Exercise inputs:
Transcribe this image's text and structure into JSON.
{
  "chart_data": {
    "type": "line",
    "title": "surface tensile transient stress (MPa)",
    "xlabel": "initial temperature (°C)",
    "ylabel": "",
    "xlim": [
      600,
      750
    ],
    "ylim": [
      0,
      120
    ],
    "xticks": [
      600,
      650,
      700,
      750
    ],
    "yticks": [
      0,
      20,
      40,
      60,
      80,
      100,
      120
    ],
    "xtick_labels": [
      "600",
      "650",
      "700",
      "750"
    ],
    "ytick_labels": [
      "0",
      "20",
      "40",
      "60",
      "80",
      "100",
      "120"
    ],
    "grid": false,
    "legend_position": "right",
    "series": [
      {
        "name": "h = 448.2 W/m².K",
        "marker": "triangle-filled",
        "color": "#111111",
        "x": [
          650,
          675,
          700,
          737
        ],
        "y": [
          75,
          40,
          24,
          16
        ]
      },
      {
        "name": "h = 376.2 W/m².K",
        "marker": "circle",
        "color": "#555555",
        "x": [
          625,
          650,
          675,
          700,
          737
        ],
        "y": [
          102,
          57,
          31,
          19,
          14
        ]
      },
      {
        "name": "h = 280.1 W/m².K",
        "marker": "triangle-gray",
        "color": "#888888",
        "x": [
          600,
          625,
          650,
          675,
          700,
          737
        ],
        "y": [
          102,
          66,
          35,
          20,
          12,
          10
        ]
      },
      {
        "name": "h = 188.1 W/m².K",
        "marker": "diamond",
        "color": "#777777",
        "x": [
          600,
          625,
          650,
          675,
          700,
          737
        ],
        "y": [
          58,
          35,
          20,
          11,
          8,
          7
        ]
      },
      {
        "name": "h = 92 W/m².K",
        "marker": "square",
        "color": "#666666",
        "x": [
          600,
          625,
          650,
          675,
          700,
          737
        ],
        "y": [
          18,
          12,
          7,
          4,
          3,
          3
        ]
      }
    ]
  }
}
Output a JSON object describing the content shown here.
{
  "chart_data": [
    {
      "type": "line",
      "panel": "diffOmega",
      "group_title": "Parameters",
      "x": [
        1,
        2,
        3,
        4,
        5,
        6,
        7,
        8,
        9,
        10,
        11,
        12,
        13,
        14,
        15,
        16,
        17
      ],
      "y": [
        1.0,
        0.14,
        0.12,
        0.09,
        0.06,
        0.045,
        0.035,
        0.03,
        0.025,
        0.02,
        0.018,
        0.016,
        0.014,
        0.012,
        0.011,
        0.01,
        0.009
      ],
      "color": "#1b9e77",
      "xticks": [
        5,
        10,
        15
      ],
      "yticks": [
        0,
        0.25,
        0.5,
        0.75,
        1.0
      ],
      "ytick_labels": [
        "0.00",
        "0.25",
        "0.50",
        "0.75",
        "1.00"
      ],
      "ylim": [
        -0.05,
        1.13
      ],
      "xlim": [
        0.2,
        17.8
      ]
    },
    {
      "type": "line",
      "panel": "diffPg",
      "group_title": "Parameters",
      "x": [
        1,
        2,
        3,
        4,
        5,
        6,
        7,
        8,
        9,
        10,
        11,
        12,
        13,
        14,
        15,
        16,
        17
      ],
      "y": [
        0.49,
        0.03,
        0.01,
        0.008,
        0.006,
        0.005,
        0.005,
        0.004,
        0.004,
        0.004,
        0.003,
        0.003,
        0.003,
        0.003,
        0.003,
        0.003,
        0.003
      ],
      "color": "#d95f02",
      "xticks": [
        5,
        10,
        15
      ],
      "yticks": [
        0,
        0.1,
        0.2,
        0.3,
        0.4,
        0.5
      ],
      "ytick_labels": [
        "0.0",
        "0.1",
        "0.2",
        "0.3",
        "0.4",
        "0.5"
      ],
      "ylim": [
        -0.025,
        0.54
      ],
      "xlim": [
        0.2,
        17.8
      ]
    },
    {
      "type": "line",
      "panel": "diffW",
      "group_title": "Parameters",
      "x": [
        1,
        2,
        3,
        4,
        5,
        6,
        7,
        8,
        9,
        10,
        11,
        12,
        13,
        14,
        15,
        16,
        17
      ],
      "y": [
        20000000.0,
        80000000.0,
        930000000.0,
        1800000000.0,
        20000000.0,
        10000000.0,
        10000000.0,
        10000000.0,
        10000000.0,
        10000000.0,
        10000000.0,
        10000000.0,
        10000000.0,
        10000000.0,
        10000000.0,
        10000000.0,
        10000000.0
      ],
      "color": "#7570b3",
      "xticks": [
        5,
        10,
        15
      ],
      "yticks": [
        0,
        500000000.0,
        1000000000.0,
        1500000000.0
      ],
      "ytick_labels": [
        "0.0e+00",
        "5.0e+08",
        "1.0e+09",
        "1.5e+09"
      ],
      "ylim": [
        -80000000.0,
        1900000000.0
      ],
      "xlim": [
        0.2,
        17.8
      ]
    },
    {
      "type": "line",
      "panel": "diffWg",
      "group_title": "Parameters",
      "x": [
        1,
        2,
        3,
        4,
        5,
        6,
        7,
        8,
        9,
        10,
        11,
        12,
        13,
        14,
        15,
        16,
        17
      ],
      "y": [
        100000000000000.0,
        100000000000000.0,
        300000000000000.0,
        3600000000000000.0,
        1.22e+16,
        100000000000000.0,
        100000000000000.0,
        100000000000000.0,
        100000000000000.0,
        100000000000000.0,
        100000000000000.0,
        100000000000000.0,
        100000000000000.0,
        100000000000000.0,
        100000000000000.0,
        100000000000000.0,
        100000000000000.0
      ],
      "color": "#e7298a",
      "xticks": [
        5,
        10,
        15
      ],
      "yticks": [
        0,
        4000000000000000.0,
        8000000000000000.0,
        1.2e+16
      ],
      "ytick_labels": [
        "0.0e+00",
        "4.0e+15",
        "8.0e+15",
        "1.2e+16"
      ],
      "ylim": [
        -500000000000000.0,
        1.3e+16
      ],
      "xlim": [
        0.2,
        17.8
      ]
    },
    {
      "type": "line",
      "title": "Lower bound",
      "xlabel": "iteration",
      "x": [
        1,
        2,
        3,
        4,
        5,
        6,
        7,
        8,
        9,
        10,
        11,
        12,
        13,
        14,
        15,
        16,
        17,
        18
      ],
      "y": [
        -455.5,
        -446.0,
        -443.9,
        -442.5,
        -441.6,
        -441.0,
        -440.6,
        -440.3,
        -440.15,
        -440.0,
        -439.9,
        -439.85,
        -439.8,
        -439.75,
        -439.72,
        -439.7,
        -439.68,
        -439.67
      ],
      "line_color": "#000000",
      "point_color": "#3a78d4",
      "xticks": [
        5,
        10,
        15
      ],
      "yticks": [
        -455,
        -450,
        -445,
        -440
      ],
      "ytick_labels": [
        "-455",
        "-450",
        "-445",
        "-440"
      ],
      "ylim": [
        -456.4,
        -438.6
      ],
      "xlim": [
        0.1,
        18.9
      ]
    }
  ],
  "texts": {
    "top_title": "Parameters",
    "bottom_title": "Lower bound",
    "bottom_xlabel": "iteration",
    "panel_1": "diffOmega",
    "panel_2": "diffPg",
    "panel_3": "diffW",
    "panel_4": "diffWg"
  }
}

Description of the task: Take the entries above and copy them out exactly.

Response to this task:
Transcribe this image's text and structure into JSON.
{
  "chart_data": {
    "type": "line",
    "title": "surface tensile transient stress (MPa)",
    "xlabel": "initial temperature (°C)",
    "ylabel": "",
    "xlim": [
      600,
      750
    ],
    "ylim": [
      0,
      120
    ],
    "xticks": [
      600,
      650,
      700,
      750
    ],
    "yticks": [
      0,
      20,
      40,
      60,
      80,
      100,
      120
    ],
    "xtick_labels": [
      "600",
      "650",
      "700",
      "750"
    ],
    "ytick_labels": [
      "0",
      "20",
      "40",
      "60",
      "80",
      "100",
      "120"
    ],
    "grid": false,
    "legend_position": "right",
    "series": [
      {
        "name": "h = 448.2 W/m².K",
        "marker": "triangle-filled",
        "color": "#111111",
        "x": [
          650,
          675,
          700,
          737
        ],
        "y": [
          75,
          40,
          24,
          16
        ]
      },
      {
        "name": "h = 376.2 W/m².K",
        "marker": "circle",
        "color": "#555555",
        "x": [
          625,
          650,
          675,
          700,
          737
        ],
        "y": [
          102,
          57,
          31,
          19,
          14
        ]
      },
      {
        "name": "h = 280.1 W/m².K",
        "marker": "triangle-gray",
        "color": "#888888",
        "x": [
          600,
          625,
          650,
          675,
          700,
          737
        ],
        "y": [
          102,
          66,
          35,
          20,
          12,
          10
        ]
      },
      {
        "name": "h = 188.1 W/m².K",
        "marker": "diamond",
        "color": "#777777",
        "x": [
          600,
          625,
          650,
          675,
          700,
          737
        ],
        "y": [
          58,
          35,
          20,
          11,
          8,
          7
        ]
      },
      {
        "name": "h = 92 W/m².K",
        "marker": "square",
        "color": "#666666",
        "x": [
          600,
          625,
          650,
          675,
          700,
          737
        ],
        "y": [
          18,
          12,
          7,
          4,
          3,
          3
        ]
      }
    ]
  }
}
Output a JSON object describing the content shown here.
{
  "chart_data": [
    {
      "type": "line",
      "panel": "diffOmega",
      "group_title": "Parameters",
      "x": [
        1,
        2,
        3,
        4,
        5,
        6,
        7,
        8,
        9,
        10,
        11,
        12,
        13,
        14,
        15,
        16,
        17
      ],
      "y": [
        1.0,
        0.14,
        0.12,
        0.09,
        0.06,
        0.045,
        0.035,
        0.03,
        0.025,
        0.02,
        0.018,
        0.016,
        0.014,
        0.012,
        0.011,
        0.01,
        0.009
      ],
      "color": "#1b9e77",
      "xticks": [
        5,
        10,
        15
      ],
      "yticks": [
        0,
        0.25,
        0.5,
        0.75,
        1.0
      ],
      "ytick_labels": [
        "0.00",
        "0.25",
        "0.50",
        "0.75",
        "1.00"
      ],
      "ylim": [
        -0.05,
        1.13
      ],
      "xlim": [
        0.2,
        17.8
      ]
    },
    {
      "type": "line",
      "panel": "diffPg",
      "group_title": "Parameters",
      "x": [
        1,
        2,
        3,
        4,
        5,
        6,
        7,
        8,
        9,
        10,
        11,
        12,
        13,
        14,
        15,
        16,
        17
      ],
      "y": [
        0.49,
        0.03,
        0.01,
        0.008,
        0.006,
        0.005,
        0.005,
        0.004,
        0.004,
        0.004,
        0.003,
        0.003,
        0.003,
        0.003,
        0.003,
        0.003,
        0.003
      ],
      "color": "#d95f02",
      "xticks": [
        5,
        10,
        15
      ],
      "yticks": [
        0,
        0.1,
        0.2,
        0.3,
        0.4,
        0.5
      ],
      "ytick_labels": [
        "0.0",
        "0.1",
        "0.2",
        "0.3",
        "0.4",
        "0.5"
      ],
      "ylim": [
        -0.025,
        0.54
      ],
      "xlim": [
        0.2,
        17.8
      ]
    },
    {
      "type": "line",
      "panel": "diffW",
      "group_title": "Parameters",
      "x": [
        1,
        2,
        3,
        4,
        5,
        6,
        7,
        8,
        9,
        10,
        11,
        12,
        13,
        14,
        15,
        16,
        17
      ],
      "y": [
        20000000.0,
        80000000.0,
        930000000.0,
        1800000000.0,
        20000000.0,
        10000000.0,
        10000000.0,
        10000000.0,
        10000000.0,
        10000000.0,
        10000000.0,
        10000000.0,
        10000000.0,
        10000000.0,
        10000000.0,
        10000000.0,
        10000000.0
      ],
      "color": "#7570b3",
      "xticks": [
        5,
        10,
        15
      ],
      "yticks": [
        0,
        500000000.0,
        1000000000.0,
        1500000000.0
      ],
      "ytick_labels": [
        "0.0e+00",
        "5.0e+08",
        "1.0e+09",
        "1.5e+09"
      ],
      "ylim": [
        -80000000.0,
        1900000000.0
      ],
      "xlim": [
        0.2,
        17.8
      ]
    },
    {
      "type": "line",
      "panel": "diffWg",
      "group_title": "Parameters",
      "x": [
        1,
        2,
        3,
        4,
        5,
        6,
        7,
        8,
        9,
        10,
        11,
        12,
        13,
        14,
        15,
        16,
        17
      ],
      "y": [
        100000000000000.0,
        100000000000000.0,
        300000000000000.0,
        3600000000000000.0,
        1.22e+16,
        100000000000000.0,
        100000000000000.0,
        100000000000000.0,
        100000000000000.0,
        100000000000000.0,
        100000000000000.0,
        100000000000000.0,
        100000000000000.0,
        100000000000000.0,
        100000000000000.0,
        100000000000000.0,
        100000000000000.0
      ],
      "color": "#e7298a",
      "xticks": [
        5,
        10,
        15
      ],
      "yticks": [
        0,
        4000000000000000.0,
        8000000000000000.0,
        1.2e+16
      ],
      "ytick_labels": [
        "0.0e+00",
        "4.0e+15",
        "8.0e+15",
        "1.2e+16"
      ],
      "ylim": [
        -500000000000000.0,
        1.3e+16
      ],
      "xlim": [
        0.2,
        17.8
      ]
    },
    {
      "type": "line",
      "title": "Lower bound",
      "xlabel": "iteration",
      "x": [
        1,
        2,
        3,
        4,
        5,
        6,
        7,
        8,
        9,
        10,
        11,
        12,
        13,
        14,
        15,
        16,
        17,
        18
      ],
      "y": [
        -455.5,
        -446.0,
        -443.9,
        -442.5,
        -441.6,
        -441.0,
        -440.6,
        -440.3,
        -440.15,
        -440.0,
        -439.9,
        -439.85,
        -439.8,
        -439.75,
        -439.72,
        -439.7,
        -439.68,
        -439.67
      ],
      "line_color": "#000000",
      "point_color": "#3a78d4",
      "xticks": [
        5,
        10,
        15
      ],
      "yticks": [
        -455,
        -450,
        -445,
        -440
      ],
      "ytick_labels": [
        "-455",
        "-450",
        "-445",
        "-440"
      ],
      "ylim": [
        -456.4,
        -438.6
      ],
      "xlim": [
        0.1,
        18.9
      ]
    }
  ],
  "texts": {
    "top_title": "Parameters",
    "bottom_title": "Lower bound",
    "bottom_xlabel": "iteration",
    "panel_1": "diffOmega",
    "panel_2": "diffPg",
    "panel_3": "diffW",
    "panel_4": "diffWg"
  }
}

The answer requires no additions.